The resulting shapefiles generated by ArcInfo were then imported into ECS for the conflation process.

CONFLATION DESCRIPTION

Base and Non-Base Coverages

ECS performs conflation on two coverages at a time. One coverage is identified to be more spatially accurate. This coverage is referred to as the base coverage. The geometry of the base coverage is anchored and is not modified during the conflation process. The other, less spatially accurate coverage is referred to as the non-base coverage. The non-base geometry is transformed via rubber-sheeting to match the base geometry during conflation. The DOT shapefile data was chosen to be the base coverage. Thus all features derived from the DOT geometry kept the same positional values. The geometry of conflated features derived from Tiger geometry were transformed to be consistent with the DOT geometry.

Figure 1 shows a subregion of the DOT base map in yellow and the Tiger non-base map in orange. The Tiger features are offset from the DOT features in different directions and by varying amounts throughout the road network.

Figure 1: Section of DOT and Tiger Road Coverages

The Conflation Process

The conflation process is carried out with ECS in three steps: node matching, line matching, and feature merging. Each of these steps is discussed in turn below.

Node matching is performed to create rubber-sheeting transformations and to match node features. Distance, topological and attribution measures are used for matching nodes.

In searching for candidate base and non-base node matches, ECS only considers node pairs within an operator-specified match distance. All base and non-base node pairs separated by more than this match distance are excluded as node match candidates.

Along with the distance between candidate matching nodes, the number and distribution of lines that meet at the node is an important measure of similarity. The ECS operator can specify the relative importance of this type of matching.

Saved data entries
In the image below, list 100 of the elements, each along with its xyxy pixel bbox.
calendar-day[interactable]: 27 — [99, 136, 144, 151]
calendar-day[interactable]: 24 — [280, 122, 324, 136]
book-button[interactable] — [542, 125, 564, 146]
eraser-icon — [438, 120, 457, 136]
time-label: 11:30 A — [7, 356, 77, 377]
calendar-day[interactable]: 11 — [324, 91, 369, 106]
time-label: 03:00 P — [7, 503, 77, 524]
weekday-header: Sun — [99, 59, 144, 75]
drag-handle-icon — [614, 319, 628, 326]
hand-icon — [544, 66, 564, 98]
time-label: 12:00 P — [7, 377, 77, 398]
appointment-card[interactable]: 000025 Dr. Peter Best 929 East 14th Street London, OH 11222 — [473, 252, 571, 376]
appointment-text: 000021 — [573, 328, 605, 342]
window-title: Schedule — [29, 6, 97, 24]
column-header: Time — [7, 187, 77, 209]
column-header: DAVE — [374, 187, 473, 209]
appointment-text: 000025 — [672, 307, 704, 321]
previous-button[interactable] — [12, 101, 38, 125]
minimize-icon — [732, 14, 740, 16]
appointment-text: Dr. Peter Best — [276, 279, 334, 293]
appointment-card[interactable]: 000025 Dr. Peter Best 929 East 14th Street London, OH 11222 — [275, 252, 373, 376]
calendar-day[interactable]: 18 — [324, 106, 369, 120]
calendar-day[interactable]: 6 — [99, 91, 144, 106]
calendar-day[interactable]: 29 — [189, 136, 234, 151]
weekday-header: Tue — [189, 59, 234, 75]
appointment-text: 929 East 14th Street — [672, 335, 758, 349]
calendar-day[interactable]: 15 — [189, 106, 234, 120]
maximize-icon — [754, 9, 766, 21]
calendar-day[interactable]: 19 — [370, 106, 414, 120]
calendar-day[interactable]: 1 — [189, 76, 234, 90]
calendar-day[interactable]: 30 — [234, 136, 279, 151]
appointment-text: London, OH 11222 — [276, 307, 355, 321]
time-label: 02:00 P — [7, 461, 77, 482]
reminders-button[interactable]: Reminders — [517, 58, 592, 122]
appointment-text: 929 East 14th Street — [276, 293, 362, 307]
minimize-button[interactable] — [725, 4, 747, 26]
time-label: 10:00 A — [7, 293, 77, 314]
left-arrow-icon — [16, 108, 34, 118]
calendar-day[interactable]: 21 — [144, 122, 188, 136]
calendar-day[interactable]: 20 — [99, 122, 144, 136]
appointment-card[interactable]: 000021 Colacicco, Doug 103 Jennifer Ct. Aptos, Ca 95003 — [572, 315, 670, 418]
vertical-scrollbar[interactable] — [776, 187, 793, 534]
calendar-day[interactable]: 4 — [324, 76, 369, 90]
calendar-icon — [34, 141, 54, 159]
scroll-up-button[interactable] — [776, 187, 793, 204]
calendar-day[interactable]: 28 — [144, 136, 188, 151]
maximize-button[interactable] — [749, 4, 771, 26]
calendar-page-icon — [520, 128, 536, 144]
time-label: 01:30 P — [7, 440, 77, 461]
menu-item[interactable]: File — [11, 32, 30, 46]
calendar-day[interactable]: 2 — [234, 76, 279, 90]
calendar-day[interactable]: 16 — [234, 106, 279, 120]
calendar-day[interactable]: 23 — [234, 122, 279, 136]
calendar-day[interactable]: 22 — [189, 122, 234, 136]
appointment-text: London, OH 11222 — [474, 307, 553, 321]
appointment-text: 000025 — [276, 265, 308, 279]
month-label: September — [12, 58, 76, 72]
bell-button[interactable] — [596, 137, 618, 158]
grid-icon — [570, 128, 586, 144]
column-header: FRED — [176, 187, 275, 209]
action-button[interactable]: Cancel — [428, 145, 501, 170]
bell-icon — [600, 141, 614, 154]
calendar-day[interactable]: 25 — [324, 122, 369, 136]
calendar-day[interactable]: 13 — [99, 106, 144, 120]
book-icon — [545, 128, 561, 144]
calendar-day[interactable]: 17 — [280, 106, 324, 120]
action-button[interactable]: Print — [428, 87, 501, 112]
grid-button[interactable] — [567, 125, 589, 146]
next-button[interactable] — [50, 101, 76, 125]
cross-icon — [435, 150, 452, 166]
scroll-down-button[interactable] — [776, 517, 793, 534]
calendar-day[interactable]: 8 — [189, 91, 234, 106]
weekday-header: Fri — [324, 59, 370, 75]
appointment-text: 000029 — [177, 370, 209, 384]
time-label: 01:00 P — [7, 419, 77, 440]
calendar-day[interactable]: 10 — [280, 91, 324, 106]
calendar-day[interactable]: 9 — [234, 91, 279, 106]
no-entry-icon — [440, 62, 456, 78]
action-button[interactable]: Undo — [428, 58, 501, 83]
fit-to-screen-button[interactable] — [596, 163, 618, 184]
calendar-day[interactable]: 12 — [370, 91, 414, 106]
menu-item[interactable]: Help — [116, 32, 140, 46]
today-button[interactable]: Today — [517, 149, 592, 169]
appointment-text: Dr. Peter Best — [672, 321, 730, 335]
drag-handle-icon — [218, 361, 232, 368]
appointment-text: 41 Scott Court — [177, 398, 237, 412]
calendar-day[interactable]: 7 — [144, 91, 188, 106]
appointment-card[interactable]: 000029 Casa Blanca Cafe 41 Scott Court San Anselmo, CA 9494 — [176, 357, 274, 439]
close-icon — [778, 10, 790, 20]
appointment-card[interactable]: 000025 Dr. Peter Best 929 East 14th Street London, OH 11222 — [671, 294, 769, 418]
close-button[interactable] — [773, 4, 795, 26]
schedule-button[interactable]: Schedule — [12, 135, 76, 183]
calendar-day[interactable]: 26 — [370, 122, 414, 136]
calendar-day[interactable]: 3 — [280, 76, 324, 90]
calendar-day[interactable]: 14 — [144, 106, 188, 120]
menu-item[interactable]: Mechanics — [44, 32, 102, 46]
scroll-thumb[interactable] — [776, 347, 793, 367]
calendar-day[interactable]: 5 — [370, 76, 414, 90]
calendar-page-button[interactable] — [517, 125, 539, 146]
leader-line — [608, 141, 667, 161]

▶ **GIVEN PROBLEM 1**:
Translate this sentence from the conflation passage into Spanish: "ECS performs conflation on two coverages at a time."
▶ **GIVEN PROBLEM 2**:
From the saved data entries, pull out the lines starting at the first line of the entries and ending at the line that contains "time-label: 12:00 P — [7, 377, 77, 398]", with both ends included.

▶ **CORRECT OUTPUT 1**:
ECS realiza la conflación de dos coberturas a la vez.

▶ **CORRECT OUTPUT 2**:
In the image below, list 100 of the elements, each along with its xyxy pixel bbox.
calendar-day[interactable]: 27 — [99, 136, 144, 151]
calendar-day[interactable]: 24 — [280, 122, 324, 136]
book-button[interactable] — [542, 125, 564, 146]
eraser-icon — [438, 120, 457, 136]
time-label: 11:30 A — [7, 356, 77, 377]
calendar-day[interactable]: 11 — [324, 91, 369, 106]
time-label: 03:00 P — [7, 503, 77, 524]
weekday-header: Sun — [99, 59, 144, 75]
drag-handle-icon — [614, 319, 628, 326]
hand-icon — [544, 66, 564, 98]
time-label: 12:00 P — [7, 377, 77, 398]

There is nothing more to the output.